_THE PROBLEM_. Can the data below be set down again exactly, line for line?

_SUPPLIED RECORDS_.

-- START --

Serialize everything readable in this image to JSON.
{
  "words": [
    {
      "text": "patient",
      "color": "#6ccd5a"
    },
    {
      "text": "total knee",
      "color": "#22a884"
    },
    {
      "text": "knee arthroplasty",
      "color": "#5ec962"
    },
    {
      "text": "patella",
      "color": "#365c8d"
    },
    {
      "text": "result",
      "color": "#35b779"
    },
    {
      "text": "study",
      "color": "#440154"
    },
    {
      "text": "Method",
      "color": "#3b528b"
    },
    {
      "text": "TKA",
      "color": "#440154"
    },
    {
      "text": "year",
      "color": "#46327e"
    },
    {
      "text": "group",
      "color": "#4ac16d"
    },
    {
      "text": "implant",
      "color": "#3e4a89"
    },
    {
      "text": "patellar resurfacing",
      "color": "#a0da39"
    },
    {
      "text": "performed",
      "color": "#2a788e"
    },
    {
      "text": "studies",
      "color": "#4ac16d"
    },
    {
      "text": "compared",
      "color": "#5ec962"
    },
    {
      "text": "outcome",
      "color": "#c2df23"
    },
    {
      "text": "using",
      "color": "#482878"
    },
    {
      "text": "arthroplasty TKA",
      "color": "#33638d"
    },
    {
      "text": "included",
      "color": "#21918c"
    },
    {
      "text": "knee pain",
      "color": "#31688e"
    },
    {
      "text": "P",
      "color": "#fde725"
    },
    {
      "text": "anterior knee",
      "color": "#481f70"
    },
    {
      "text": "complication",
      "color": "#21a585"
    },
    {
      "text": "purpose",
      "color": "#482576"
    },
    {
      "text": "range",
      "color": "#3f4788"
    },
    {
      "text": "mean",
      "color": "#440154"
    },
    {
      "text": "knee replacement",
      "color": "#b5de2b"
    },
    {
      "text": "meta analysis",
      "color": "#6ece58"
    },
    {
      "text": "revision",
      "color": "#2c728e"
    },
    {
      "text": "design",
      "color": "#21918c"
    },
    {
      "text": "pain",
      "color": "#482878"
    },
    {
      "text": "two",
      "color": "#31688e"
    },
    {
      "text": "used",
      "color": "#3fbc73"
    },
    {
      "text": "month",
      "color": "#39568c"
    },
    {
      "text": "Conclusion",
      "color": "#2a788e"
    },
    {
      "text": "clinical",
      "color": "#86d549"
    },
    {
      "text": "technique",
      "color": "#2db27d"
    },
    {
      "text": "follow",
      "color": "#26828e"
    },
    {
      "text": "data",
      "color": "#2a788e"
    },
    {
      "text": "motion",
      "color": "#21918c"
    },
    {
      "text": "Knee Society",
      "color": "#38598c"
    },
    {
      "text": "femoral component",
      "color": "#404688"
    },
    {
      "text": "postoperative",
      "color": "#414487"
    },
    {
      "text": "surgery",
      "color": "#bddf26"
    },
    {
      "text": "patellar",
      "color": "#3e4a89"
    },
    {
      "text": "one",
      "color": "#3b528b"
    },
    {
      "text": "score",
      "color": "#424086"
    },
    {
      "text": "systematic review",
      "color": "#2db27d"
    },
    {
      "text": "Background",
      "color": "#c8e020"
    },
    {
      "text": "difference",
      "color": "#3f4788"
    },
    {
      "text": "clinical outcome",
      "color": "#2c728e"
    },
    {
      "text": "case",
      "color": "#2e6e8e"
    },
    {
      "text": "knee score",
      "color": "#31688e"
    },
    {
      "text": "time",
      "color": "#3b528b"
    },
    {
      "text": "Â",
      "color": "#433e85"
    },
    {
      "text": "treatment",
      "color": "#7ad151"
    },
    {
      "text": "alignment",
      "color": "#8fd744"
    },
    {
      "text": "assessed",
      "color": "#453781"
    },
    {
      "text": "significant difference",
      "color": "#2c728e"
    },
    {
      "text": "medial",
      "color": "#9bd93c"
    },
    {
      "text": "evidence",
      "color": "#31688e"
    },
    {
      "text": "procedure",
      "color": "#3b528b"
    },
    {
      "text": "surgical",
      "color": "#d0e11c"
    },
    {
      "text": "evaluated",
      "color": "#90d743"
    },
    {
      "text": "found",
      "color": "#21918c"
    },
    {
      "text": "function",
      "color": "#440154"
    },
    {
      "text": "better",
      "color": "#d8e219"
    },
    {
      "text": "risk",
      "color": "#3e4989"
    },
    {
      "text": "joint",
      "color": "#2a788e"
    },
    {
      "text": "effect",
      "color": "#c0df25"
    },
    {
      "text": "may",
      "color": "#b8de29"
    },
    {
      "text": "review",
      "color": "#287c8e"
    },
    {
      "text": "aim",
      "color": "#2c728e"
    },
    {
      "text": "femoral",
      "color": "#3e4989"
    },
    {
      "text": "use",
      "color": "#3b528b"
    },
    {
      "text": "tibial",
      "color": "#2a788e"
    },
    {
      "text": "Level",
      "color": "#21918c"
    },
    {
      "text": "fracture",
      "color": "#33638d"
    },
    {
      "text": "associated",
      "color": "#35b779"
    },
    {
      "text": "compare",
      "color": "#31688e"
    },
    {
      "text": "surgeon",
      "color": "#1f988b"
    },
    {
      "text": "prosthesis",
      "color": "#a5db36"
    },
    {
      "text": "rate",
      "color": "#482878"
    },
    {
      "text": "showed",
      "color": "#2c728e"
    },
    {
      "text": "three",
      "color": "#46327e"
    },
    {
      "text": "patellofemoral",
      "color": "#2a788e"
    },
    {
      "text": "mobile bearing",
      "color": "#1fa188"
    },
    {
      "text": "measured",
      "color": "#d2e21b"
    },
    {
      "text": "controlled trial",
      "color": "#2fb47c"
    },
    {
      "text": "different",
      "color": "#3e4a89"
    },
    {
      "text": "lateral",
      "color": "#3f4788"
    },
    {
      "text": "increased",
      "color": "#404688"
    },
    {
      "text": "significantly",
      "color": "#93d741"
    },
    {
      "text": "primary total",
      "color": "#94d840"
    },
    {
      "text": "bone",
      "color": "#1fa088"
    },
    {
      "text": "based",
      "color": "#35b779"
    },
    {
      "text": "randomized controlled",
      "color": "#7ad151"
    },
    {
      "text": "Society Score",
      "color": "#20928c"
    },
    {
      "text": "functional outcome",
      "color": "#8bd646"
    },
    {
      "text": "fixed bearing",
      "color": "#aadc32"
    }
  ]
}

-- END --

_ANSWER BELOW_.
Serialize everything readable in this image to JSON.
{
  "words": [
    {
      "text": "patient",
      "color": "#6ccd5a"
    },
    {
      "text": "total knee",
      "color": "#22a884"
    },
    {
      "text": "knee arthroplasty",
      "color": "#5ec962"
    },
    {
      "text": "patella",
      "color": "#365c8d"
    },
    {
      "text": "result",
      "color": "#35b779"
    },
    {
      "text": "study",
      "color": "#440154"
    },
    {
      "text": "Method",
      "color": "#3b528b"
    },
    {
      "text": "TKA",
      "color": "#440154"
    },
    {
      "text": "year",
      "color": "#46327e"
    },
    {
      "text": "group",
      "color": "#4ac16d"
    },
    {
      "text": "implant",
      "color": "#3e4a89"
    },
    {
      "text": "patellar resurfacing",
      "color": "#a0da39"
    },
    {
      "text": "performed",
      "color": "#2a788e"
    },
    {
      "text": "studies",
      "color": "#4ac16d"
    },
    {
      "text": "compared",
      "color": "#5ec962"
    },
    {
      "text": "outcome",
      "color": "#c2df23"
    },
    {
      "text": "using",
      "color": "#482878"
    },
    {
      "text": "arthroplasty TKA",
      "color": "#33638d"
    },
    {
      "text": "included",
      "color": "#21918c"
    },
    {
      "text": "knee pain",
      "color": "#31688e"
    },
    {
      "text": "P",
      "color": "#fde725"
    },
    {
      "text": "anterior knee",
      "color": "#481f70"
    },
    {
      "text": "complication",
      "color": "#21a585"
    },
    {
      "text": "purpose",
      "color": "#482576"
    },
    {
      "text": "range",
      "color": "#3f4788"
    },
    {
      "text": "mean",
      "color": "#440154"
    },
    {
      "text": "knee replacement",
      "color": "#b5de2b"
    },
    {
      "text": "meta analysis",
      "color": "#6ece58"
    },
    {
      "text": "revision",
      "color": "#2c728e"
    },
    {
      "text": "design",
      "color": "#21918c"
    },
    {
      "text": "pain",
      "color": "#482878"
    },
    {
      "text": "two",
      "color": "#31688e"
    },
    {
      "text": "used",
      "color": "#3fbc73"
    },
    {
      "text": "month",
      "color": "#39568c"
    },
    {
      "text": "Conclusion",
      "color": "#2a788e"
    },
    {
      "text": "clinical",
      "color": "#86d549"
    },
    {
      "text": "technique",
      "color": "#2db27d"
    },
    {
      "text": "follow",
      "color": "#26828e"
    },
    {
      "text": "data",
      "color": "#2a788e"
    },
    {
      "text": "motion",
      "color": "#21918c"
    },
    {
      "text": "Knee Society",
      "color": "#38598c"
    },
    {
      "text": "femoral component",
      "color": "#404688"
    },
    {
      "text": "postoperative",
      "color": "#414487"
    },
    {
      "text": "surgery",
      "color": "#bddf26"
    },
    {
      "text": "patellar",
      "color": "#3e4a89"
    },
    {
      "text": "one",
      "color": "#3b528b"
    },
    {
      "text": "score",
      "color": "#424086"
    },
    {
      "text": "systematic review",
      "color": "#2db27d"
    },
    {
      "text": "Background",
      "color": "#c8e020"
    },
    {
      "text": "difference",
      "color": "#3f4788"
    },
    {
      "text": "clinical outcome",
      "color": "#2c728e"
    },
    {
      "text": "case",
      "color": "#2e6e8e"
    },
    {
      "text": "knee score",
      "color": "#31688e"
    },
    {
      "text": "time",
      "color": "#3b528b"
    },
    {
      "text": "Â",
      "color": "#433e85"
    },
    {
      "text": "treatment",
      "color": "#7ad151"
    },
    {
      "text": "alignment",
      "color": "#8fd744"
    },
    {
      "text": "assessed",
      "color": "#453781"
    },
    {
      "text": "significant difference",
      "color": "#2c728e"
    },
    {
      "text": "medial",
      "color": "#9bd93c"
    },
    {
      "text": "evidence",
      "color": "#31688e"
    },
    {
      "text": "procedure",
      "color": "#3b528b"
    },
    {
      "text": "surgical",
      "color": "#d0e11c"
    },
    {
      "text": "evaluated",
      "color": "#90d743"
    },
    {
      "text": "found",
      "color": "#21918c"
    },
    {
      "text": "function",
      "color": "#440154"
    },
    {
      "text": "better",
      "color": "#d8e219"
    },
    {
      "text": "risk",
      "color": "#3e4989"
    },
    {
      "text": "joint",
      "color": "#2a788e"
    },
    {
      "text": "effect",
      "color": "#c0df25"
    },
    {
      "text": "may",
      "color": "#b8de29"
    },
    {
      "text": "review",
      "color": "#287c8e"
    },
    {
      "text": "aim",
      "color": "#2c728e"
    },
    {
      "text": "femoral",
      "color": "#3e4989"
    },
    {
      "text": "use",
      "color": "#3b528b"
    },
    {
      "text": "tibial",
      "color": "#2a788e"
    },
    {
      "text": "Level",
      "color": "#21918c"
    },
    {
      "text": "fracture",
      "color": "#33638d"
    },
    {
      "text": "associated",
      "color": "#35b779"
    },
    {
      "text": "compare",
      "color": "#31688e"
    },
    {
      "text": "surgeon",
      "color": "#1f988b"
    },
    {
      "text": "prosthesis",
      "color": "#a5db36"
    },
    {
      "text": "rate",
      "color": "#482878"
    },
    {
      "text": "showed",
      "color": "#2c728e"
    },
    {
      "text": "three",
      "color": "#46327e"
    },
    {
      "text": "patellofemoral",
      "color": "#2a788e"
    },
    {
      "text": "mobile bearing",
      "color": "#1fa188"
    },
    {
      "text": "measured",
      "color": "#d2e21b"
    },
    {
      "text": "controlled trial",
      "color": "#2fb47c"
    },
    {
      "text": "different",
      "color": "#3e4a89"
    },
    {
      "text": "lateral",
      "color": "#3f4788"
    },
    {
      "text": "increased",
      "color": "#404688"
    },
    {
      "text": "significantly",
      "color": "#93d741"
    },
    {
      "text": "primary total",
      "color": "#94d840"
    },
    {
      "text": "bone",
      "color": "#1fa088"
    },
    {
      "text": "based",
      "color": "#35b779"
    },
    {
      "text": "randomized controlled",
      "color": "#7ad151"
    },
    {
      "text": "Society Score",
      "color": "#20928c"
    },
    {
      "text": "functional outcome",
      "color": "#8bd646"
    },
    {
      "text": "fixed bearing",
      "color": "#aadc32"
    }
  ]
}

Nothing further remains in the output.